## YOUR TASK
Output the data word for word, dropping every image.

** Start EXERCISE MATERIAL **

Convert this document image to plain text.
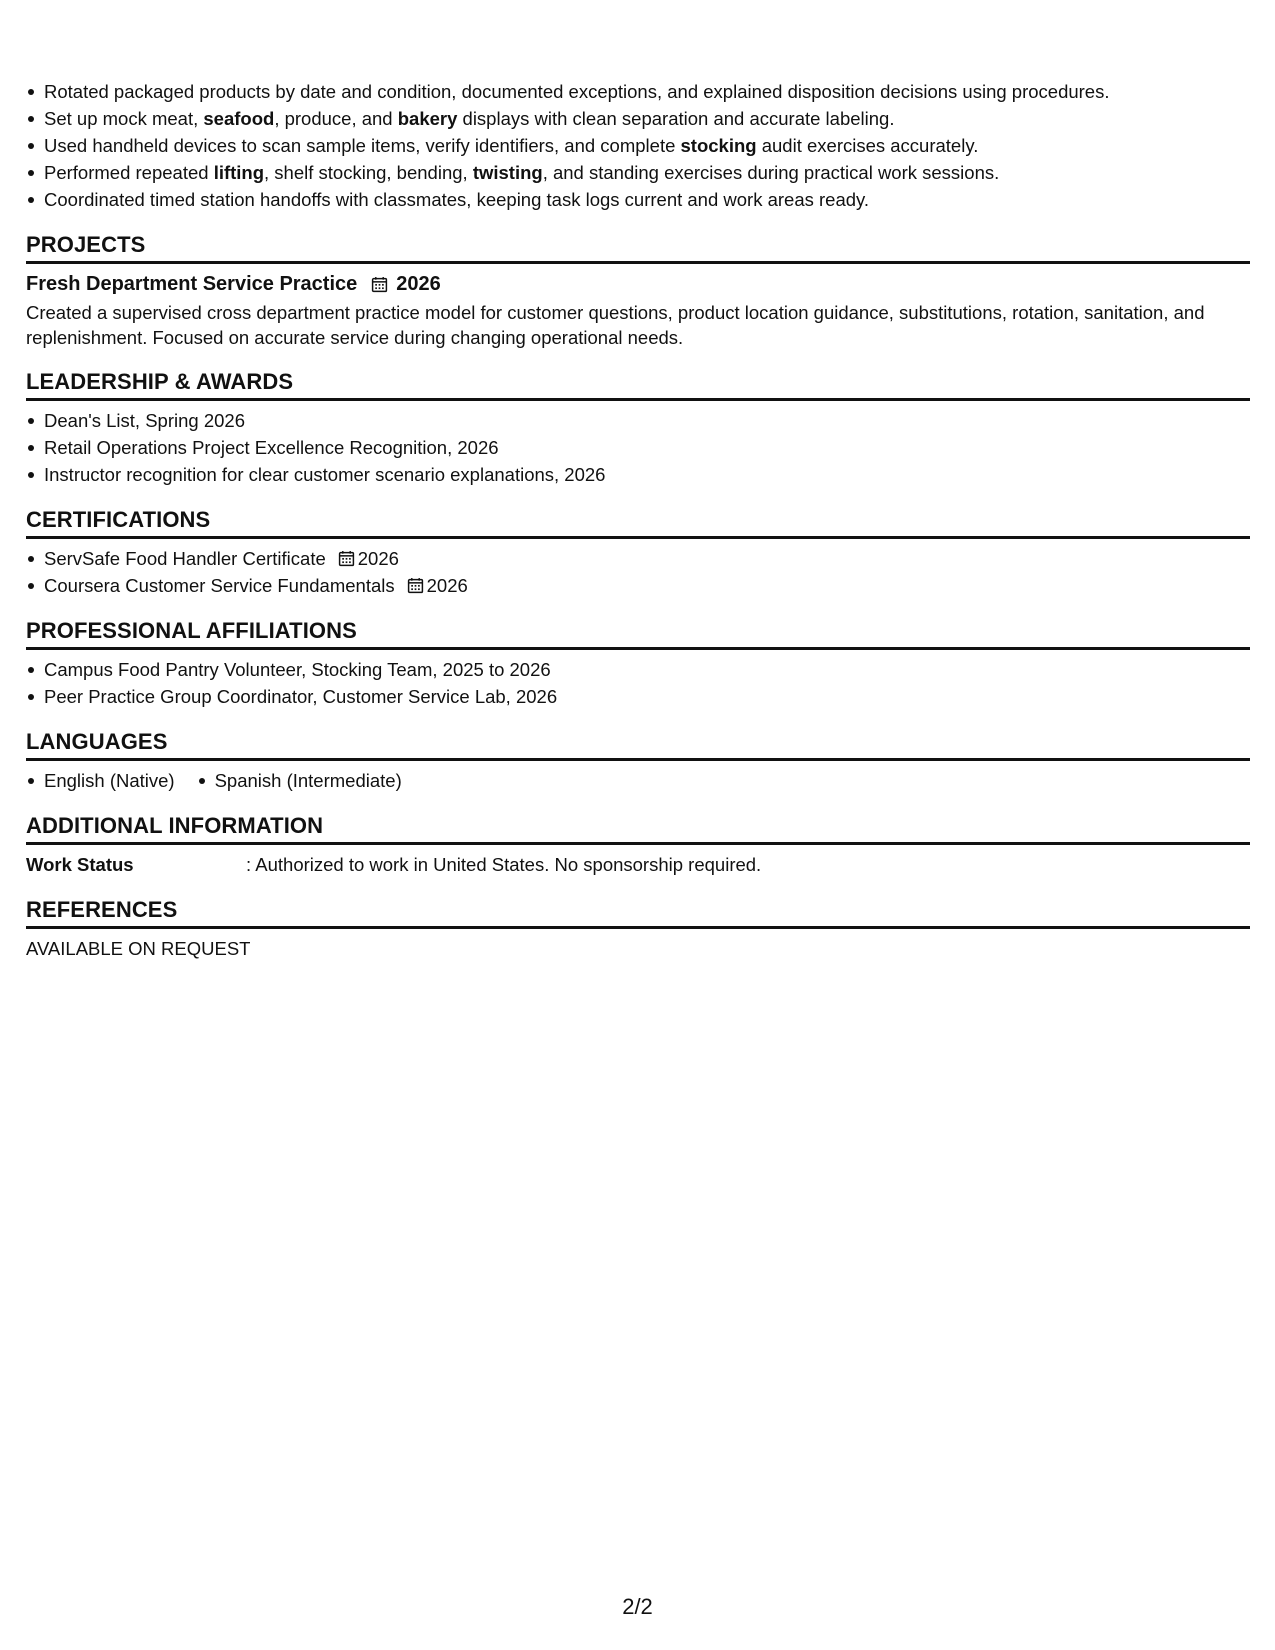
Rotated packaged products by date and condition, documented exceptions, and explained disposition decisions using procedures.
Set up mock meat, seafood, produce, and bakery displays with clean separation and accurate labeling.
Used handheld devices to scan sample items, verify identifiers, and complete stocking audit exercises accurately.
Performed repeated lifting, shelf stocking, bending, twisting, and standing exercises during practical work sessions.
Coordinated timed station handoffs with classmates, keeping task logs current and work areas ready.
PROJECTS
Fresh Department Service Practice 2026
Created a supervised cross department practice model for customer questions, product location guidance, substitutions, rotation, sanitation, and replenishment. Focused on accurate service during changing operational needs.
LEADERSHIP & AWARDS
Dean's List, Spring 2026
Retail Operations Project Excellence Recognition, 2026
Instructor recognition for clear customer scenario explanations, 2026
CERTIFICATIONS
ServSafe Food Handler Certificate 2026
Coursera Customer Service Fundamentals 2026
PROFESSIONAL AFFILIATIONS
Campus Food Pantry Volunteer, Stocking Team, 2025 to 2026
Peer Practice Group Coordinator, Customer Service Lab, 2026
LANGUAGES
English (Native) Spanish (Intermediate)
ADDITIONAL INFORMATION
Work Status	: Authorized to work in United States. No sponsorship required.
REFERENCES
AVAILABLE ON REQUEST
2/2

** End EXERCISE MATERIAL **

## WRITTEN RESPONSE
Convert this document image to plain text.
Rotated packaged products by date and condition, documented exceptions, and explained disposition decisions using procedures.
Set up mock meat, seafood, produce, and bakery displays with clean separation and accurate labeling.
Used handheld devices to scan sample items, verify identifiers, and complete stocking audit exercises accurately.
Performed repeated lifting, shelf stocking, bending, twisting, and standing exercises during practical work sessions.
Coordinated timed station handoffs with classmates, keeping task logs current and work areas ready.
PROJECTS
Fresh Department Service Practice 2026
Created a supervised cross department practice model for customer questions, product location guidance, substitutions, rotation, sanitation, and replenishment. Focused on accurate service during changing operational needs.
LEADERSHIP & AWARDS
Dean's List, Spring 2026
Retail Operations Project Excellence Recognition, 2026
Instructor recognition for clear customer scenario explanations, 2026
CERTIFICATIONS
ServSafe Food Handler Certificate 2026
Coursera Customer Service Fundamentals 2026
PROFESSIONAL AFFILIATIONS
Campus Food Pantry Volunteer, Stocking Team, 2025 to 2026
Peer Practice Group Coordinator, Customer Service Lab, 2026
LANGUAGES
English (Native) Spanish (Intermediate)
ADDITIONAL INFORMATION
Work Status	: Authorized to work in United States. No sponsorship required.
REFERENCES
AVAILABLE ON REQUEST
2/2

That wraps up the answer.